----- DATA SECTION

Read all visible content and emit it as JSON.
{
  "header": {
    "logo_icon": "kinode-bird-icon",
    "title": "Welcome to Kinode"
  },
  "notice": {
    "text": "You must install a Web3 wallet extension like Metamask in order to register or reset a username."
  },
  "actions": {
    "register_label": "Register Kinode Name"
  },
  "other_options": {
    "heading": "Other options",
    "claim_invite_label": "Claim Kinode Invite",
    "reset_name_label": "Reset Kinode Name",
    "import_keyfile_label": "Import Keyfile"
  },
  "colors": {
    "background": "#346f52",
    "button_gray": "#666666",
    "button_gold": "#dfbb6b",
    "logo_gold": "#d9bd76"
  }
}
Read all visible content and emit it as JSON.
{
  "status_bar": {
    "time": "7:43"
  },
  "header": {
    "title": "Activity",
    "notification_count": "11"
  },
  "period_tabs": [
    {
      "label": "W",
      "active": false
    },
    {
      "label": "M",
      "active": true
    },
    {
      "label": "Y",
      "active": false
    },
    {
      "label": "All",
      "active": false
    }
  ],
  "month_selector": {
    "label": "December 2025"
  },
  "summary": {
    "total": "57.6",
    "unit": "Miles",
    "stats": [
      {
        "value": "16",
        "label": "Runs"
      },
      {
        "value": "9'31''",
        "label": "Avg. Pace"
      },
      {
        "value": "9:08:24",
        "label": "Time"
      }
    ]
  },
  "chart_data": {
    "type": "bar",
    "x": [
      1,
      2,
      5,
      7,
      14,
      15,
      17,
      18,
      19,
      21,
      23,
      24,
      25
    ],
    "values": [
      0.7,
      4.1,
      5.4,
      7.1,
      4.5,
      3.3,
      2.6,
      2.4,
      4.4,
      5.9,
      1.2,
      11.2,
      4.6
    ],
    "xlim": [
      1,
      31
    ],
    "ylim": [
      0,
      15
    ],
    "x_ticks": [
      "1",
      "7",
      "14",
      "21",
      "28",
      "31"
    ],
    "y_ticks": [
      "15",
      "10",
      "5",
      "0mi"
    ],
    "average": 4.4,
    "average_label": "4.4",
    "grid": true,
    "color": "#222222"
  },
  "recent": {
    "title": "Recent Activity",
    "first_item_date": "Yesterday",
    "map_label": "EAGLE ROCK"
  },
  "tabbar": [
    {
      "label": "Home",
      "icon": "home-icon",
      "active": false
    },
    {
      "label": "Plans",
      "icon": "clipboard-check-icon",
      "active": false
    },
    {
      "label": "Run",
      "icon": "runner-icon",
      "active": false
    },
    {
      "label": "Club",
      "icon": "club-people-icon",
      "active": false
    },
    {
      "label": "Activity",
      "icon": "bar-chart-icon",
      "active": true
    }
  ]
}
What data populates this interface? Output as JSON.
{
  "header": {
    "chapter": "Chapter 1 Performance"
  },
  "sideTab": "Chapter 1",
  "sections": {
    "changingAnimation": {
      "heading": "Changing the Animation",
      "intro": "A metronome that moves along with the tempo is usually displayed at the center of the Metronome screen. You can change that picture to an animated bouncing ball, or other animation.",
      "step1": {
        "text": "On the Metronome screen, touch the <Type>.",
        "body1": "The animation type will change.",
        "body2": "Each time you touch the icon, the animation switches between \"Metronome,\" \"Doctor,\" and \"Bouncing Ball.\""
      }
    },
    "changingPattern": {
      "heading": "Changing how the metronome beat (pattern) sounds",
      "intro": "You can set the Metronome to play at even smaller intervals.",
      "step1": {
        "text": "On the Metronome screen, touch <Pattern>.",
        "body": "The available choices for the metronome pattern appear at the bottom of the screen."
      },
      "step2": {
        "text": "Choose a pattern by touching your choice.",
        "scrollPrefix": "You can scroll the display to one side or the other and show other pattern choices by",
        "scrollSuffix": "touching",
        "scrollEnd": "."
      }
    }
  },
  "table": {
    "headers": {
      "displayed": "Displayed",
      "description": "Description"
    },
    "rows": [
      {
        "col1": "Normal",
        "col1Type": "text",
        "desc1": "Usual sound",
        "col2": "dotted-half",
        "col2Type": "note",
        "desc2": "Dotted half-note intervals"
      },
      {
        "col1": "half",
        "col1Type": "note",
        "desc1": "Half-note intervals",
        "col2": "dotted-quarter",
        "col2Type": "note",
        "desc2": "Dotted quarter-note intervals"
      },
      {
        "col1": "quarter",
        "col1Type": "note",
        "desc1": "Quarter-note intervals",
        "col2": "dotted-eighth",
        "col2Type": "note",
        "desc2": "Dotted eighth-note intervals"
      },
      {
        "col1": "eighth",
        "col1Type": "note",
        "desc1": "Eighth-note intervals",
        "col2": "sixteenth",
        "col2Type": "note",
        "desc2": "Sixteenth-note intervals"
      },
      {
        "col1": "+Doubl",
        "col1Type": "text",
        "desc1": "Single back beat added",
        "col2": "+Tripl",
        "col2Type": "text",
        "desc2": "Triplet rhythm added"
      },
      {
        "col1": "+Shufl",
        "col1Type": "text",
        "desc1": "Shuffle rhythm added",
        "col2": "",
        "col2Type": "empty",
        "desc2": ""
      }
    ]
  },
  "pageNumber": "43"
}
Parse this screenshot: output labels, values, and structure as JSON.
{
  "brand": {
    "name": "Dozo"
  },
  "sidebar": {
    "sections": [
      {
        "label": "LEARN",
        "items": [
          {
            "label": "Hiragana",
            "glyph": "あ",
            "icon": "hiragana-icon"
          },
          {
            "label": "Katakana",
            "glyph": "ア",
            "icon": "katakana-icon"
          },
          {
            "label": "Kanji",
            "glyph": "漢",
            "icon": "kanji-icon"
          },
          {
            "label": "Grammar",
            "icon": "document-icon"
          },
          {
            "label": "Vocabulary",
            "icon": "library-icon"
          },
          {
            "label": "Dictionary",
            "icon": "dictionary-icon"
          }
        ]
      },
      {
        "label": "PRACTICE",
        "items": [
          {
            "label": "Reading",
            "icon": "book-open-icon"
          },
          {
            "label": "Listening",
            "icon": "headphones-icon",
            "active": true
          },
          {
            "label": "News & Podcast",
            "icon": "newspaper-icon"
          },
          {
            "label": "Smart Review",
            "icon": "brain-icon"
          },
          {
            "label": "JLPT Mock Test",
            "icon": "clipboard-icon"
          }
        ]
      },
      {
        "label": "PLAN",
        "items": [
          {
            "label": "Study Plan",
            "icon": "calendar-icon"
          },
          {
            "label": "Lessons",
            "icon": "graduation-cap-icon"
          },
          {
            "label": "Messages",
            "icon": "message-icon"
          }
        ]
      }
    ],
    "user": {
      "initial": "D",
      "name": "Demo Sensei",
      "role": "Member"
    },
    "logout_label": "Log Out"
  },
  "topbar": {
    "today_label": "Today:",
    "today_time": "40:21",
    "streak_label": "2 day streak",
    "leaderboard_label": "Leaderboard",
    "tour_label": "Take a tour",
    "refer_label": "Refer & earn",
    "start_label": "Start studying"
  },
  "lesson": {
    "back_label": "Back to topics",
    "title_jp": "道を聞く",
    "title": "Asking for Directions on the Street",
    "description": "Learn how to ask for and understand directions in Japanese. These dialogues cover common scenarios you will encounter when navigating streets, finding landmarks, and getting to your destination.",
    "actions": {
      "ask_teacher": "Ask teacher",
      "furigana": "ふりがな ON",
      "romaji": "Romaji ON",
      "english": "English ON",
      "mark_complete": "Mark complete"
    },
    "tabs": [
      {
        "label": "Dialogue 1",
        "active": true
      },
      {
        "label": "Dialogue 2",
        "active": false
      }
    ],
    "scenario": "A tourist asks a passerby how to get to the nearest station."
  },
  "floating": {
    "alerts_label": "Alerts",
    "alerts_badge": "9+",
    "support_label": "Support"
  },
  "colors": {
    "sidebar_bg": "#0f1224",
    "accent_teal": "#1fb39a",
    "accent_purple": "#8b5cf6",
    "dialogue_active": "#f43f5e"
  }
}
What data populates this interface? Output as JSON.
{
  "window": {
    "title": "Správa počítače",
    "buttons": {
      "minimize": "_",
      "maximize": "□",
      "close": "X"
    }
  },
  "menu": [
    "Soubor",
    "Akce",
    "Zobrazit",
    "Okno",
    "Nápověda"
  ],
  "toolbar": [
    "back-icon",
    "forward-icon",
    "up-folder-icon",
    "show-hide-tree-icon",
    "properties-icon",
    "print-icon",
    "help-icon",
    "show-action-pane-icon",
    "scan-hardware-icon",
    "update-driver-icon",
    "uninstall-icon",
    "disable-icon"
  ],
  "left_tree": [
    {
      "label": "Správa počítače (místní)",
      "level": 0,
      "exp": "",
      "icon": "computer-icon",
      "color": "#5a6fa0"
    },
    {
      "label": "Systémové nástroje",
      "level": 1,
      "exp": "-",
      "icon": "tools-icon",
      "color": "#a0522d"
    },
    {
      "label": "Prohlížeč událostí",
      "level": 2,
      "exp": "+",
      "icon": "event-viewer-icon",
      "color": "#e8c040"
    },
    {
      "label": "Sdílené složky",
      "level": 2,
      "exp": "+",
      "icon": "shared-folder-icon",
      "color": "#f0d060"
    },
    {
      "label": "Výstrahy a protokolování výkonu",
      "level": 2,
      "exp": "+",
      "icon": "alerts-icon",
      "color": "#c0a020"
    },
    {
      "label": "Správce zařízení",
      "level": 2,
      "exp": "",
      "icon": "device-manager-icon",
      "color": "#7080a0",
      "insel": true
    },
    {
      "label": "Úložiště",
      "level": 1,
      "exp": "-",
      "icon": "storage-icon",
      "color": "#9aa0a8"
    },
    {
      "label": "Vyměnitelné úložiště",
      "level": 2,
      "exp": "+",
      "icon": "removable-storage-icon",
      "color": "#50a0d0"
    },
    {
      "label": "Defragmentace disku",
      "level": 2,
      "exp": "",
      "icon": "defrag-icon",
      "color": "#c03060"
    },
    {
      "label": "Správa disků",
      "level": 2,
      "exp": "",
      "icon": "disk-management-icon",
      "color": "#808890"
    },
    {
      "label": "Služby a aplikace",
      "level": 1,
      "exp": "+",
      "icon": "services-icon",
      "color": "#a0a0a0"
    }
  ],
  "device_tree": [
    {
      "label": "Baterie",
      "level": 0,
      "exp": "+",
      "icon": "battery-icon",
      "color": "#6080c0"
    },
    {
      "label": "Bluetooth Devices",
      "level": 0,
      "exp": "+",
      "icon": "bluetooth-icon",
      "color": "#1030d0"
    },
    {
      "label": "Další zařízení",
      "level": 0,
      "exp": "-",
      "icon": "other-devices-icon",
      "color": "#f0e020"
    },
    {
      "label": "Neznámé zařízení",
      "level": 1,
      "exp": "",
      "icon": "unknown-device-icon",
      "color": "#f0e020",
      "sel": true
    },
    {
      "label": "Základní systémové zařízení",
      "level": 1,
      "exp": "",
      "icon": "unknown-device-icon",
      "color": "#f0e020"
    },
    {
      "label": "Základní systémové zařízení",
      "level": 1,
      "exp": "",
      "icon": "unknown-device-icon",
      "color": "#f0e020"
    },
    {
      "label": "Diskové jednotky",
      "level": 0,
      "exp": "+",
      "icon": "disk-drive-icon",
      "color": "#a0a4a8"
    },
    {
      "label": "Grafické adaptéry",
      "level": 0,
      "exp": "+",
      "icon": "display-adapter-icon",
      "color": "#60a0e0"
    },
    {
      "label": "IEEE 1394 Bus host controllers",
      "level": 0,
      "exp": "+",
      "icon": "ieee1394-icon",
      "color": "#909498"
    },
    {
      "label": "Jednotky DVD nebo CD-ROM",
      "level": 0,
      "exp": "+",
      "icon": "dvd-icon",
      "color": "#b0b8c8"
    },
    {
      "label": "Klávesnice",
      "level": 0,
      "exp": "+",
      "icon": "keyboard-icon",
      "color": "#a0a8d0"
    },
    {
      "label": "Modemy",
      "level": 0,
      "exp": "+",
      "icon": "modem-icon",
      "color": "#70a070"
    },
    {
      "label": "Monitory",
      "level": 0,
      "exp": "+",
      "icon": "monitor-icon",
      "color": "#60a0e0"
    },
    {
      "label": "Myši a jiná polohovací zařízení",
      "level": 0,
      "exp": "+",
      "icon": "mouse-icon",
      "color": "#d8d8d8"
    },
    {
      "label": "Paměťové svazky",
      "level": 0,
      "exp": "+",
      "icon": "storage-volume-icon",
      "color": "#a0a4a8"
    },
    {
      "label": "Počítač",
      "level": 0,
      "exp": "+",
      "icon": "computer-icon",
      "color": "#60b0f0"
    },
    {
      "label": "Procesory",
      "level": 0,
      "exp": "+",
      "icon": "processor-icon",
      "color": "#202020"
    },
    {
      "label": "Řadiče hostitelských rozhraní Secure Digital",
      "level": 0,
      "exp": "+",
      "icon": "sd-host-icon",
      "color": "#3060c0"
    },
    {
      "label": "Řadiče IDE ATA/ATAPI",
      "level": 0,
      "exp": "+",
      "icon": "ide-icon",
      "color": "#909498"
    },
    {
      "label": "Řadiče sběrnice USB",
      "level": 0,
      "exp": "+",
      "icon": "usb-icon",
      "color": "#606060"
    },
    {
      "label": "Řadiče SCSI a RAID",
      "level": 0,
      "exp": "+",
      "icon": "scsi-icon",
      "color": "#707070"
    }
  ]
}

----------

_EXERCISE_: Identify the lines above with the word "Chapter". Copy them.

_RESULT OF THE EXERCISE_:
    "chapter": "Chapter 1 Performance"
  "sideTab": "Chapter 1",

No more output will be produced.